-------- DATA TO PROCESS --------

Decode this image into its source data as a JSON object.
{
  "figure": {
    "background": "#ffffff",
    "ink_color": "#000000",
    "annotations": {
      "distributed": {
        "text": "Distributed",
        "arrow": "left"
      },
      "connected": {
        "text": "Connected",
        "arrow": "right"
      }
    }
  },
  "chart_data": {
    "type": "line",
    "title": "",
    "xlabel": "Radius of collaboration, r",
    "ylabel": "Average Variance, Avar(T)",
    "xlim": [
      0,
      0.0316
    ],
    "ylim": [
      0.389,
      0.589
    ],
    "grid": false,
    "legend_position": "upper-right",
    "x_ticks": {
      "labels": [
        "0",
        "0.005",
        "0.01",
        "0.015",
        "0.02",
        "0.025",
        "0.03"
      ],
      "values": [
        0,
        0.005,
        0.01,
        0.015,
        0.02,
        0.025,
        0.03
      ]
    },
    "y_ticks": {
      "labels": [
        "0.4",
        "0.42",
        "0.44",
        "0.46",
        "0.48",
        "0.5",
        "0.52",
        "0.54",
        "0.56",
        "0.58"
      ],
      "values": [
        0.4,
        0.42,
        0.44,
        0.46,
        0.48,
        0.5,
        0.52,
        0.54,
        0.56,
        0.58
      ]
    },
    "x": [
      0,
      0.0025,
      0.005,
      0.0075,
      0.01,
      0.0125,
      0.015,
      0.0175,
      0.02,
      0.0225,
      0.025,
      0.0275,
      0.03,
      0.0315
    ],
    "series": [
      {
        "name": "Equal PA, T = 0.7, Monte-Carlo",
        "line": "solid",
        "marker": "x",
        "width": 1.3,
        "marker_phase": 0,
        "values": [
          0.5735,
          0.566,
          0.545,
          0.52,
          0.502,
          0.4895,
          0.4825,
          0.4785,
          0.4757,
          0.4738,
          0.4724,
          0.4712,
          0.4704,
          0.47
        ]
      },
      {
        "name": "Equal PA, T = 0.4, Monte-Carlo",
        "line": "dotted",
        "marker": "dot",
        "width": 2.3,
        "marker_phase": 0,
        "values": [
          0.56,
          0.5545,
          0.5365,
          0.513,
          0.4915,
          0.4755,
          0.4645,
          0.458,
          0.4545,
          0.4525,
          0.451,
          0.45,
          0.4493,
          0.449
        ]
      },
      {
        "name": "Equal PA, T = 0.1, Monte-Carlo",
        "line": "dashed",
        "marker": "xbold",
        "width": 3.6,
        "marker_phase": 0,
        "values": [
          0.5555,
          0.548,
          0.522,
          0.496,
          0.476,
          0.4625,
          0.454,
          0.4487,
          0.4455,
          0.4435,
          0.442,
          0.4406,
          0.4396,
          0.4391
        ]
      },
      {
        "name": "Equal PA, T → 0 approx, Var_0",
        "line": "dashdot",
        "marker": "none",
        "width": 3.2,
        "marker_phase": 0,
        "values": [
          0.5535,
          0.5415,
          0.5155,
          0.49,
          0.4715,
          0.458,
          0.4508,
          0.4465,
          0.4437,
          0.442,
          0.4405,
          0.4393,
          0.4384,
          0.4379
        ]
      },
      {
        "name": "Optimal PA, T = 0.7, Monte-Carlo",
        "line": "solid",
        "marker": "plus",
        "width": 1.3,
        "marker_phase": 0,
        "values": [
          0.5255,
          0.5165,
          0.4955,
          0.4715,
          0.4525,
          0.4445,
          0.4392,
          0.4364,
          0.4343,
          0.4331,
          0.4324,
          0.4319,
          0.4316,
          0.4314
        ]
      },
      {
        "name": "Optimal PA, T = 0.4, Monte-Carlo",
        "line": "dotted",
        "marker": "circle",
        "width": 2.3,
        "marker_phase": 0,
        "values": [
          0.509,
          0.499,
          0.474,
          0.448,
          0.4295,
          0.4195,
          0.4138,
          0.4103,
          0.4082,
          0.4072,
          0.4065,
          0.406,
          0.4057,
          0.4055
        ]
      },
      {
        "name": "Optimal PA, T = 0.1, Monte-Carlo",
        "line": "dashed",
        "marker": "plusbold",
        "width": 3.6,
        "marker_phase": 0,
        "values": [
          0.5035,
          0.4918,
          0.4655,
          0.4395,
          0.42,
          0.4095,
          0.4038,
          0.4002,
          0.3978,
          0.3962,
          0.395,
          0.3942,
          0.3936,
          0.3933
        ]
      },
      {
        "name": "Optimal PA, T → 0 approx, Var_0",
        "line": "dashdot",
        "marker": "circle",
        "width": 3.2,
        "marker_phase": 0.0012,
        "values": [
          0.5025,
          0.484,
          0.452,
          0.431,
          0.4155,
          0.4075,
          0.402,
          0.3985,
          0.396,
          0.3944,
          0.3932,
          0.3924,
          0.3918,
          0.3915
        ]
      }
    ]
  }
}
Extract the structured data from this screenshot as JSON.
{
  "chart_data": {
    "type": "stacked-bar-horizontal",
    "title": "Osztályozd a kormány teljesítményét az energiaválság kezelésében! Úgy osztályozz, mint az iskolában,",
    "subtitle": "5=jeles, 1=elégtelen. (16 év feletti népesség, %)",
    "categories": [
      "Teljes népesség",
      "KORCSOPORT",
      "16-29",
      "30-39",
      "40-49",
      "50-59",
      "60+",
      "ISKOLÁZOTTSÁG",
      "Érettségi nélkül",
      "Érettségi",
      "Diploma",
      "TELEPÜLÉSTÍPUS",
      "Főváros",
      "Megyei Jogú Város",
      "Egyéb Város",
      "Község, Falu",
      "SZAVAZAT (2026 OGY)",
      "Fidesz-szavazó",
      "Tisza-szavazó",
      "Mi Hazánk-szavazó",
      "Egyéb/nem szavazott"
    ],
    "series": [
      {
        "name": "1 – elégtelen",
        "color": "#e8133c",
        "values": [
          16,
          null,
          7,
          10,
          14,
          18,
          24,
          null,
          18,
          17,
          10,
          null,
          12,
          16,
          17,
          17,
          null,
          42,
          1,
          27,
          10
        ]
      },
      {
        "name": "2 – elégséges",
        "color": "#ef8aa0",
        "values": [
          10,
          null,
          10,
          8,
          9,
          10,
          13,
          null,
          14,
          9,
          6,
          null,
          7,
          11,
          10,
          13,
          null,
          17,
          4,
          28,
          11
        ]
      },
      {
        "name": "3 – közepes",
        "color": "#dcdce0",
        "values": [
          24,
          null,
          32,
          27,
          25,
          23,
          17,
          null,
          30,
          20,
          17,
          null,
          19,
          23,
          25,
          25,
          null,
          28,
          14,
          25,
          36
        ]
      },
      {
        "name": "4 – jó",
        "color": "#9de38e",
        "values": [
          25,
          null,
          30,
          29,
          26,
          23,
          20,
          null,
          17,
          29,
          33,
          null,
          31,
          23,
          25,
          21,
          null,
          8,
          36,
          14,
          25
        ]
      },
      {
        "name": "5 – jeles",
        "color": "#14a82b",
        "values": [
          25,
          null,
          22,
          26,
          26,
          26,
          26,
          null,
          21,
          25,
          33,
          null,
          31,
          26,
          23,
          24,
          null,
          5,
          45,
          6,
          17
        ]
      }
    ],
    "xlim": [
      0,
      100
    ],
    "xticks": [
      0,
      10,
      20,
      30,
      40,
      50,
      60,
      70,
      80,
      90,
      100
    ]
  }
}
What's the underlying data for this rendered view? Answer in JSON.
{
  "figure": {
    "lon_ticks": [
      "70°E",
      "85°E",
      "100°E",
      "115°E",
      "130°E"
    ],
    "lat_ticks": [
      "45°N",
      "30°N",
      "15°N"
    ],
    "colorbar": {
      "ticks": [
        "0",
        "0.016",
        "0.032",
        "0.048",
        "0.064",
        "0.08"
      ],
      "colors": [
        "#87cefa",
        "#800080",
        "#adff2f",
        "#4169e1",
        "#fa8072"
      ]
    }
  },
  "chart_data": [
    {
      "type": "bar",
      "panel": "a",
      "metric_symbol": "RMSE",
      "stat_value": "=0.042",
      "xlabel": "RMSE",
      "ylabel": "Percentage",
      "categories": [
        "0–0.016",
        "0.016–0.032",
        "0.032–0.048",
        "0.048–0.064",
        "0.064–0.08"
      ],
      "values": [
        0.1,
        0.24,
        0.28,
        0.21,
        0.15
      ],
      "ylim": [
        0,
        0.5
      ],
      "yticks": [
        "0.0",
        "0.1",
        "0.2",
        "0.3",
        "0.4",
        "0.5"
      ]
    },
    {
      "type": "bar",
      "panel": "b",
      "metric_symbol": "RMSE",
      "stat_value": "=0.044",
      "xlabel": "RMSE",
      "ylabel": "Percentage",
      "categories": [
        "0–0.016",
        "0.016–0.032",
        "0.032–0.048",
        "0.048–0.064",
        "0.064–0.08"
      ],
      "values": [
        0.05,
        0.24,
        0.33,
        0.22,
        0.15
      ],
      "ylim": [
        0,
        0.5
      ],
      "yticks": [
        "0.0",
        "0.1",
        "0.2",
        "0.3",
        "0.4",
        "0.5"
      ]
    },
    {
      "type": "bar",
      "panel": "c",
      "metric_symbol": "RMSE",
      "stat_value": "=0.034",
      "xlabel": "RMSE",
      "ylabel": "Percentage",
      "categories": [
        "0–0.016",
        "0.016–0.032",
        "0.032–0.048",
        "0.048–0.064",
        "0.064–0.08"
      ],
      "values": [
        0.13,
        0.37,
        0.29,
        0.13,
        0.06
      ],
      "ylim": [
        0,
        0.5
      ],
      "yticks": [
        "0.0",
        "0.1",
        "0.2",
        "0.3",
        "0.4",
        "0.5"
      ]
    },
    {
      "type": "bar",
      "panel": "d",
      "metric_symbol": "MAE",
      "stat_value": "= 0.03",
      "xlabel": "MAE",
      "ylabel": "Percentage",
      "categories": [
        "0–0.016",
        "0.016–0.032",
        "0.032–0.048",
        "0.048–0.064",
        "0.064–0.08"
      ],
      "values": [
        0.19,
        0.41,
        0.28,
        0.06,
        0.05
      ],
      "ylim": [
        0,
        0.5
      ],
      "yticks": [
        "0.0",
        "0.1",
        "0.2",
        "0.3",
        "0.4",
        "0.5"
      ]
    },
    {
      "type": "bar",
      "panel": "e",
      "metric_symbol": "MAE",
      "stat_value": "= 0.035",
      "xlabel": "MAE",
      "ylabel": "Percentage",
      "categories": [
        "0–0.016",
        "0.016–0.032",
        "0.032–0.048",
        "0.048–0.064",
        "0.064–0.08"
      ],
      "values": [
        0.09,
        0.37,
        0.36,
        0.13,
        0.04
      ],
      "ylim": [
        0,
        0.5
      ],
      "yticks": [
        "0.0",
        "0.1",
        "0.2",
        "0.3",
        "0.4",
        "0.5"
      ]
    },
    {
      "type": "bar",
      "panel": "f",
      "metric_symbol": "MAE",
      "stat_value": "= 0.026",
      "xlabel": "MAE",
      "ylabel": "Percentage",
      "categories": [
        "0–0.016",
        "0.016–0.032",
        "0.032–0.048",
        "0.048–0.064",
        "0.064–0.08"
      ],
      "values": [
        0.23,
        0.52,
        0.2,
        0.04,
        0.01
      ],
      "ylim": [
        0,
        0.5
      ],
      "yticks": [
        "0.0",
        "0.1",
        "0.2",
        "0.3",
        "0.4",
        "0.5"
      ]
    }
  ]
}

--------

#### YOUR TASK
Extract every line that has the string "this" in it.

#### SOLUTION TO THE PROBLEM
Decode this image into its source data as a JSON object.
Extract the structured data from this screenshot as JSON.
What's the underlying data for this rendered view? Answer in JSON.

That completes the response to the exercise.